Short task >> Wherever the word "据此完成下面小题" appears in a line, copy that line.
################
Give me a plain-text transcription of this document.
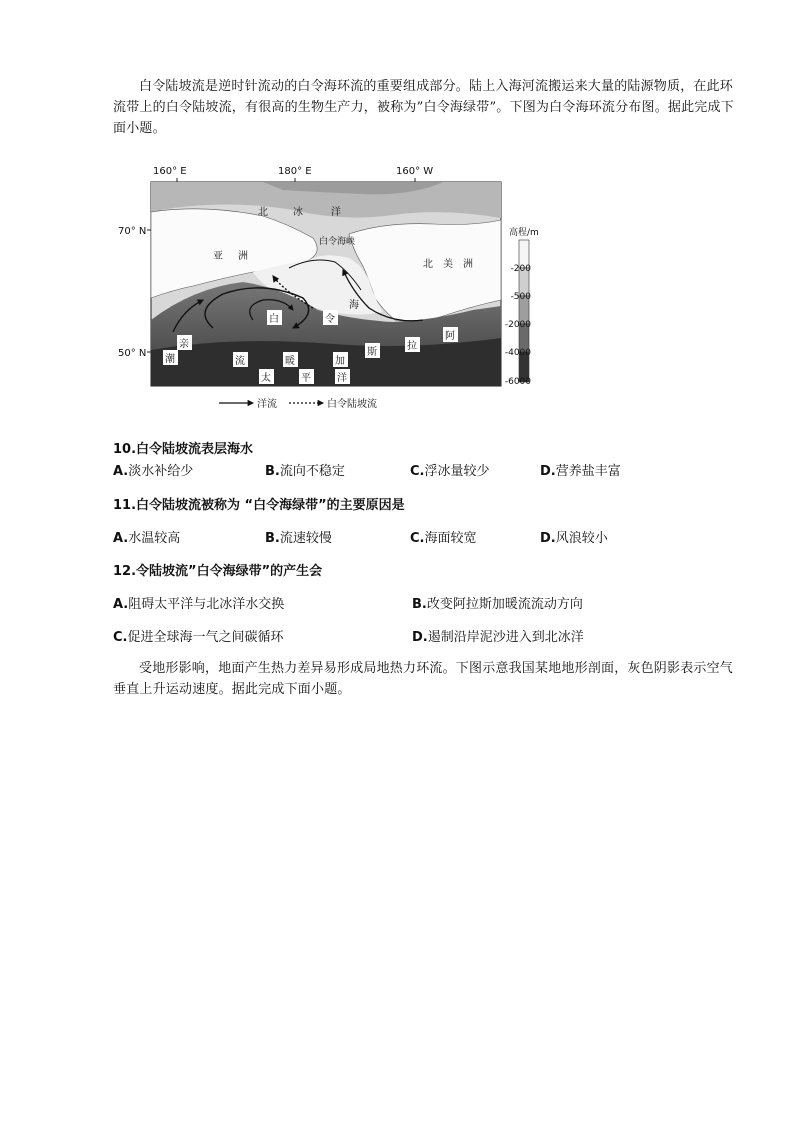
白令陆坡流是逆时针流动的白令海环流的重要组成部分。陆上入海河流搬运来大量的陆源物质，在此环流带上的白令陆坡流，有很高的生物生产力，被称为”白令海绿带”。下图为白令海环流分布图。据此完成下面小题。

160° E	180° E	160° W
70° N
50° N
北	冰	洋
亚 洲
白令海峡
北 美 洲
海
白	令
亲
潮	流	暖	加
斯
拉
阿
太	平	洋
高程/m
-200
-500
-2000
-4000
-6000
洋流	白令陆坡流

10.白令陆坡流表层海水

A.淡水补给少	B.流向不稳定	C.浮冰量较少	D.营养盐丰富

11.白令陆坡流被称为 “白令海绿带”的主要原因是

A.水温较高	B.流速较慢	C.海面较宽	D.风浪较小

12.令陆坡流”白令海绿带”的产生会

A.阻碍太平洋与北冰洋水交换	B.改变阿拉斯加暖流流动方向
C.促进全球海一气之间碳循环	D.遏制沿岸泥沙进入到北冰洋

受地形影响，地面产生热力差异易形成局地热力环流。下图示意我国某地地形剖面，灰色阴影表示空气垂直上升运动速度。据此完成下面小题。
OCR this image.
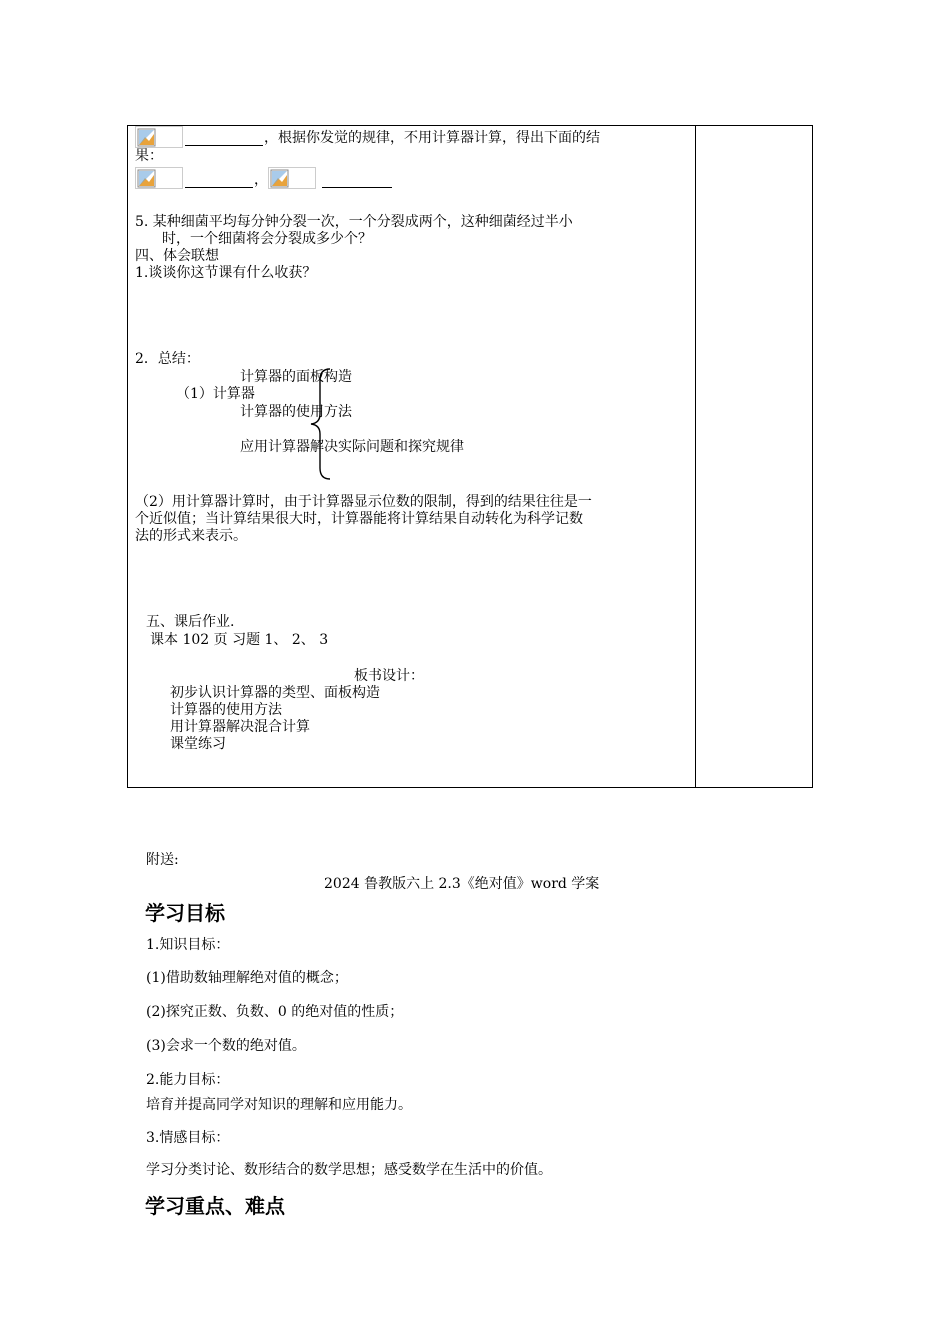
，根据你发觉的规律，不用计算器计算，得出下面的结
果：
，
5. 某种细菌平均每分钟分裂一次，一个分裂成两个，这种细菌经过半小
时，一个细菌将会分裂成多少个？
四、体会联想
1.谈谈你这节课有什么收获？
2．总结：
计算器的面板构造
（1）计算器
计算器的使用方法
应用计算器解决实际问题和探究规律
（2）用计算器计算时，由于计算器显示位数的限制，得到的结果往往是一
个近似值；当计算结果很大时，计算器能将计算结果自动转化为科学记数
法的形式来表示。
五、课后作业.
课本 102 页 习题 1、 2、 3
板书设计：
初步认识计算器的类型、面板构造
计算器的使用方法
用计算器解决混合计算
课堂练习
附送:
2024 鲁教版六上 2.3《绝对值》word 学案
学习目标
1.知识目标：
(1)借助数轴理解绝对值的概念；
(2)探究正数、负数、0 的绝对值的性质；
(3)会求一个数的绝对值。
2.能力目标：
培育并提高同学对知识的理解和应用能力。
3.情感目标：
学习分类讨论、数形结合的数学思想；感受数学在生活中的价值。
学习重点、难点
################
Problem solution >>
白令陆坡流是逆时针流动的白令海环流的重要组成部分。陆上入海河流搬运来大量的陆源物质，在此环流带上的白令陆坡流，有很高的生物生产力，被称为”白令海绿带”。下图为白令海环流分布图。据此完成下面小题。
受地形影响，地面产生热力差异易形成局地热力环流。下图示意我国某地地形剖面，灰色阴影表示空气垂直上升运动速度。据此完成下面小题。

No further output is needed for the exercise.